(Task description)
Transcribe each of the records below exactly, excluding all pictures.

(Extracts from a graphics dataset)

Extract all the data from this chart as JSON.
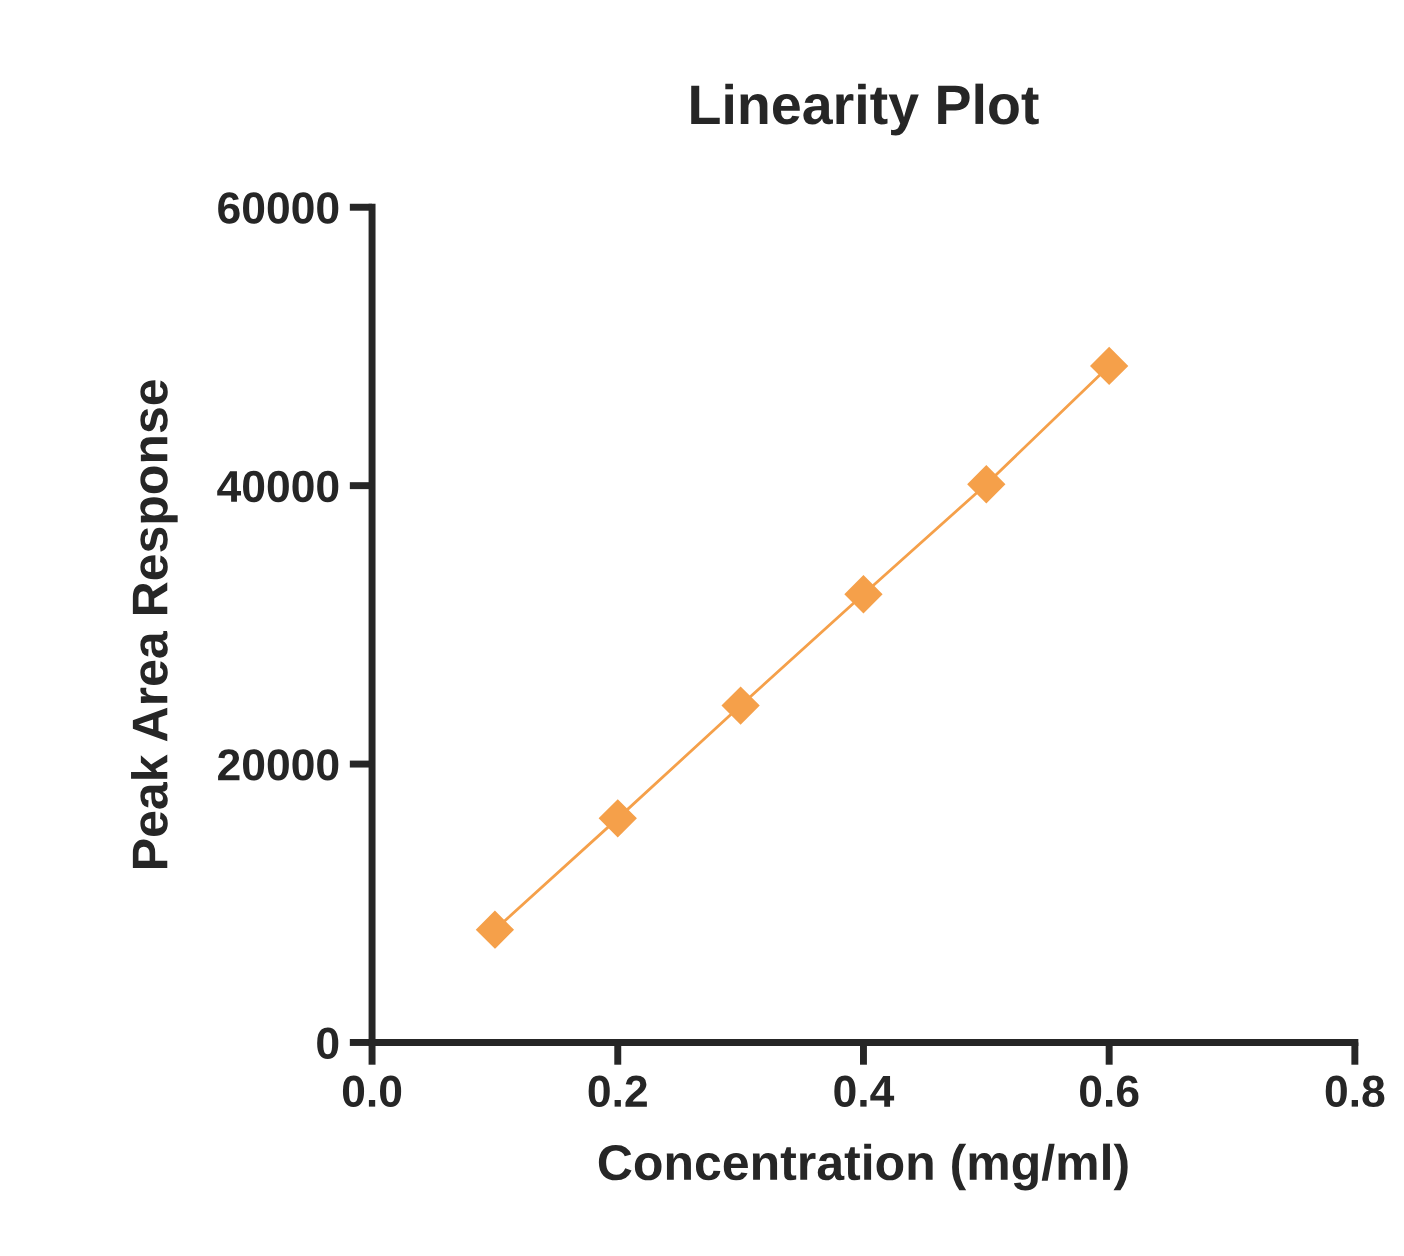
{
  "chart_data": {
    "type": "line",
    "title": "Linearity Plot",
    "xlabel": "Concentration (mg/ml)",
    "ylabel": "Peak Area Response",
    "x": [
      0.1,
      0.2,
      0.3,
      0.4,
      0.5,
      0.6
    ],
    "series": [
      {
        "color": "#f5a04a",
        "values": [
          8100,
          16100,
          24200,
          32200,
          40100,
          48600
        ]
      }
    ],
    "xlim": [
      0,
      0.8
    ],
    "xticks": [
      {
        "value": 0,
        "label": "0.0"
      },
      0.2,
      0.4,
      0.6,
      0.8
    ],
    "ylim": [
      0,
      60000
    ],
    "yticks": [
      0,
      20000,
      40000,
      60000
    ],
    "marker": "diamond",
    "line_style": "solid",
    "grid": false,
    "legend": false
  }
}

(Answer below)
Extract all the data from this chart as JSON.
{
  "chart_data": {
    "type": "line",
    "title": "Linearity Plot",
    "xlabel": "Concentration (mg/ml)",
    "ylabel": "Peak Area Response",
    "x": [
      0.1,
      0.2,
      0.3,
      0.4,
      0.5,
      0.6
    ],
    "series": [
      {
        "color": "#f5a04a",
        "values": [
          8100,
          16100,
          24200,
          32200,
          40100,
          48600
        ]
      }
    ],
    "xlim": [
      0,
      0.8
    ],
    "xticks": [
      {
        "value": 0,
        "label": "0.0"
      },
      0.2,
      0.4,
      0.6,
      0.8
    ],
    "ylim": [
      0,
      60000
    ],
    "yticks": [
      0,
      20000,
      40000,
      60000
    ],
    "marker": "diamond",
    "line_style": "solid",
    "grid": false,
    "legend": false
  }
}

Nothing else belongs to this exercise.